» **Material supplied**
-=-=-=-=-
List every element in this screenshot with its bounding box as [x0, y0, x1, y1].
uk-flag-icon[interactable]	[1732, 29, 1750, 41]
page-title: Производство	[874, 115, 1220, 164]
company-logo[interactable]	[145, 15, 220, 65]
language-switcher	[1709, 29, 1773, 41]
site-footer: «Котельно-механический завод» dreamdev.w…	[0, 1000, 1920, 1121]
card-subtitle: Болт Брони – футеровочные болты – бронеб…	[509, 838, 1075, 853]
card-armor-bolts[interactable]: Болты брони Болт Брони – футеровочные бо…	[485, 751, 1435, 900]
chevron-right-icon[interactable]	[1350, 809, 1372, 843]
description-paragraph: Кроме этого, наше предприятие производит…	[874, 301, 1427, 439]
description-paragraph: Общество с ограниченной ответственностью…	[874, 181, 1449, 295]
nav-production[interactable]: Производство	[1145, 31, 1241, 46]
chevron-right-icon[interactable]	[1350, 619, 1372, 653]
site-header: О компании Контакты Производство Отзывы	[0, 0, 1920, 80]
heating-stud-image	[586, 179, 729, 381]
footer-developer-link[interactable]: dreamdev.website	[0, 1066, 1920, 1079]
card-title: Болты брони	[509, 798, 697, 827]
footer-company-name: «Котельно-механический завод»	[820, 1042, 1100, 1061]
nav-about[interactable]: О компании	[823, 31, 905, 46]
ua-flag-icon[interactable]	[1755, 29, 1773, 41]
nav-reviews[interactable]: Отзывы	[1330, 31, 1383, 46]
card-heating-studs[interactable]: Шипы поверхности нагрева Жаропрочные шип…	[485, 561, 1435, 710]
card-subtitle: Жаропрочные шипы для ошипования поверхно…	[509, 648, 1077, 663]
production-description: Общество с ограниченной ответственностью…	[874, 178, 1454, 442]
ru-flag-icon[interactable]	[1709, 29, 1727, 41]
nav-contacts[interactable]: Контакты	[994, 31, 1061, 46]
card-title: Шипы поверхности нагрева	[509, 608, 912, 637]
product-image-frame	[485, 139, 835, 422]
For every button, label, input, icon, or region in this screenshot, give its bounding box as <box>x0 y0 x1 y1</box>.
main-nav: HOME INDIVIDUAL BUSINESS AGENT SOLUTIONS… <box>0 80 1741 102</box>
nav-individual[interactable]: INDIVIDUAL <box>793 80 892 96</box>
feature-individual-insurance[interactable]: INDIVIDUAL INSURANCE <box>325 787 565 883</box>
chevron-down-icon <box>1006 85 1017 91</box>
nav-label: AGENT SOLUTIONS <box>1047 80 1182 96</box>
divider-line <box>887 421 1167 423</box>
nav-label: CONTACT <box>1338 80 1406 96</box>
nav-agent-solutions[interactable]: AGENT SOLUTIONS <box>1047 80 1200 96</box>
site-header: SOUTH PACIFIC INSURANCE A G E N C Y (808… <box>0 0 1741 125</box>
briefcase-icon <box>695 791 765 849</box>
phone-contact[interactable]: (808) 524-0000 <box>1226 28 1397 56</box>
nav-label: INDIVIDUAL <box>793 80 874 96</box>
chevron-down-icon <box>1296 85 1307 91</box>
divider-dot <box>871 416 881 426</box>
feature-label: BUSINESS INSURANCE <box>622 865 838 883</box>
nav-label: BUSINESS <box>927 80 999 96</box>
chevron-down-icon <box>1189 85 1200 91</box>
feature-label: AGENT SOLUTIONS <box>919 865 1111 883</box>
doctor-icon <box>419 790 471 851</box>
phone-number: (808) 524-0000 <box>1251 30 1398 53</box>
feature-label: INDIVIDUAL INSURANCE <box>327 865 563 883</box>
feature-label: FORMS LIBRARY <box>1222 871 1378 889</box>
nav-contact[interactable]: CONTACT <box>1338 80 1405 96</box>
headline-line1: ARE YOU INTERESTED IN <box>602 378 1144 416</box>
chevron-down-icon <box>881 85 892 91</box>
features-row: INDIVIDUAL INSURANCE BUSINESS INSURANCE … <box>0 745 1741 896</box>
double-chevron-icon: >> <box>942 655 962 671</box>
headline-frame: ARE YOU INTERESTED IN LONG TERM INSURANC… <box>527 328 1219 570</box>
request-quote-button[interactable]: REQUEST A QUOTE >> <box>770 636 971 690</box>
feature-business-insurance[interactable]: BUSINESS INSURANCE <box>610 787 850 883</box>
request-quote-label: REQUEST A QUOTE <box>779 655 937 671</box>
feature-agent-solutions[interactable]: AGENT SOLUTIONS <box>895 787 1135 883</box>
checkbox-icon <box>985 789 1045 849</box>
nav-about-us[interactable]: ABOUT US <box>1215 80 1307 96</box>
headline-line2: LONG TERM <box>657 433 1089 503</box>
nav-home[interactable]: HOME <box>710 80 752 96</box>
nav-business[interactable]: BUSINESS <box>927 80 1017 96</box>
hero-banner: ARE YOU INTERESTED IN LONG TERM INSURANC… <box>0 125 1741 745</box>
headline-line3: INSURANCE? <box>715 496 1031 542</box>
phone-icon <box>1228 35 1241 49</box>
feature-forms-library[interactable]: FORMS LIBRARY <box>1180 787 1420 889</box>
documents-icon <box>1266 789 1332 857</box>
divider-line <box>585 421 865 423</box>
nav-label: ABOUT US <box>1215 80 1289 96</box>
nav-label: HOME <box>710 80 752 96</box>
-=-=-=-=-
» **Written exercise**
Rename "chevron-right-icon" to "arrow-right-icon" everywhere in the data above, and reproduce all of the data with nothing else changed.

» **Expected answer**
List every element in this screenshot with its bounding box as [x0, y0, x1, y1].
uk-flag-icon[interactable]	[1732, 29, 1750, 41]
page-title: Производство	[874, 115, 1220, 164]
company-logo[interactable]	[145, 15, 220, 65]
language-switcher	[1709, 29, 1773, 41]
site-footer: «Котельно-механический завод» dreamdev.w…	[0, 1000, 1920, 1121]
card-subtitle: Болт Брони – футеровочные болты – бронеб…	[509, 838, 1075, 853]
card-armor-bolts[interactable]: Болты брони Болт Брони – футеровочные бо…	[485, 751, 1435, 900]
arrow-right-icon[interactable]	[1350, 809, 1372, 843]
description-paragraph: Кроме этого, наше предприятие производит…	[874, 301, 1427, 439]
description-paragraph: Общество с ограниченной ответственностью…	[874, 181, 1449, 295]
nav-production[interactable]: Производство	[1145, 31, 1241, 46]
arrow-right-icon[interactable]	[1350, 619, 1372, 653]
site-header: О компании Контакты Производство Отзывы	[0, 0, 1920, 80]
heating-stud-image	[586, 179, 729, 381]
footer-developer-link[interactable]: dreamdev.website	[0, 1066, 1920, 1079]
card-title: Болты брони	[509, 798, 697, 827]
footer-company-name: «Котельно-механический завод»	[820, 1042, 1100, 1061]
nav-about[interactable]: О компании	[823, 31, 905, 46]
ua-flag-icon[interactable]	[1755, 29, 1773, 41]
nav-reviews[interactable]: Отзывы	[1330, 31, 1383, 46]
card-heating-studs[interactable]: Шипы поверхности нагрева Жаропрочные шип…	[485, 561, 1435, 710]
card-subtitle: Жаропрочные шипы для ошипования поверхно…	[509, 648, 1077, 663]
production-description: Общество с ограниченной ответственностью…	[874, 178, 1454, 442]
ru-flag-icon[interactable]	[1709, 29, 1727, 41]
nav-contacts[interactable]: Контакты	[994, 31, 1061, 46]
card-title: Шипы поверхности нагрева	[509, 608, 912, 637]
product-image-frame	[485, 139, 835, 422]
For every button, label, input, icon, or region in this screenshot, give its bounding box as <box>x0 y0 x1 y1</box>.
main-nav: HOME INDIVIDUAL BUSINESS AGENT SOLUTIONS… <box>0 80 1741 102</box>
nav-individual[interactable]: INDIVIDUAL <box>793 80 892 96</box>
feature-individual-insurance[interactable]: INDIVIDUAL INSURANCE <box>325 787 565 883</box>
chevron-down-icon <box>1006 85 1017 91</box>
nav-label: AGENT SOLUTIONS <box>1047 80 1182 96</box>
divider-line <box>887 421 1167 423</box>
nav-label: CONTACT <box>1338 80 1406 96</box>
nav-agent-solutions[interactable]: AGENT SOLUTIONS <box>1047 80 1200 96</box>
site-header: SOUTH PACIFIC INSURANCE A G E N C Y (808… <box>0 0 1741 125</box>
briefcase-icon <box>695 791 765 849</box>
phone-contact[interactable]: (808) 524-0000 <box>1226 28 1397 56</box>
nav-label: INDIVIDUAL <box>793 80 874 96</box>
chevron-down-icon <box>1296 85 1307 91</box>
divider-dot <box>871 416 881 426</box>
feature-label: BUSINESS INSURANCE <box>622 865 838 883</box>
nav-label: BUSINESS <box>927 80 999 96</box>
chevron-down-icon <box>1189 85 1200 91</box>
feature-label: AGENT SOLUTIONS <box>919 865 1111 883</box>
doctor-icon <box>419 790 471 851</box>
phone-number: (808) 524-0000 <box>1251 30 1398 53</box>
feature-label: INDIVIDUAL INSURANCE <box>327 865 563 883</box>
feature-label: FORMS LIBRARY <box>1222 871 1378 889</box>
nav-contact[interactable]: CONTACT <box>1338 80 1405 96</box>
headline-line1: ARE YOU INTERESTED IN <box>602 378 1144 416</box>
chevron-down-icon <box>881 85 892 91</box>
features-row: INDIVIDUAL INSURANCE BUSINESS INSURANCE … <box>0 745 1741 896</box>
double-chevron-icon: >> <box>942 655 962 671</box>
headline-frame: ARE YOU INTERESTED IN LONG TERM INSURANC… <box>527 328 1219 570</box>
request-quote-button[interactable]: REQUEST A QUOTE >> <box>770 636 971 690</box>
feature-business-insurance[interactable]: BUSINESS INSURANCE <box>610 787 850 883</box>
request-quote-label: REQUEST A QUOTE <box>779 655 937 671</box>
feature-agent-solutions[interactable]: AGENT SOLUTIONS <box>895 787 1135 883</box>
checkbox-icon <box>985 789 1045 849</box>
nav-about-us[interactable]: ABOUT US <box>1215 80 1307 96</box>
headline-line2: LONG TERM <box>657 433 1089 503</box>
nav-home[interactable]: HOME <box>710 80 752 96</box>
nav-business[interactable]: BUSINESS <box>927 80 1017 96</box>
hero-banner: ARE YOU INTERESTED IN LONG TERM INSURANC… <box>0 125 1741 745</box>
headline-line3: INSURANCE? <box>715 496 1031 542</box>
phone-icon <box>1228 35 1241 49</box>
feature-forms-library[interactable]: FORMS LIBRARY <box>1180 787 1420 889</box>
documents-icon <box>1266 789 1332 857</box>
divider-line <box>585 421 865 423</box>
nav-label: ABOUT US <box>1215 80 1289 96</box>
nav-label: HOME <box>710 80 752 96</box>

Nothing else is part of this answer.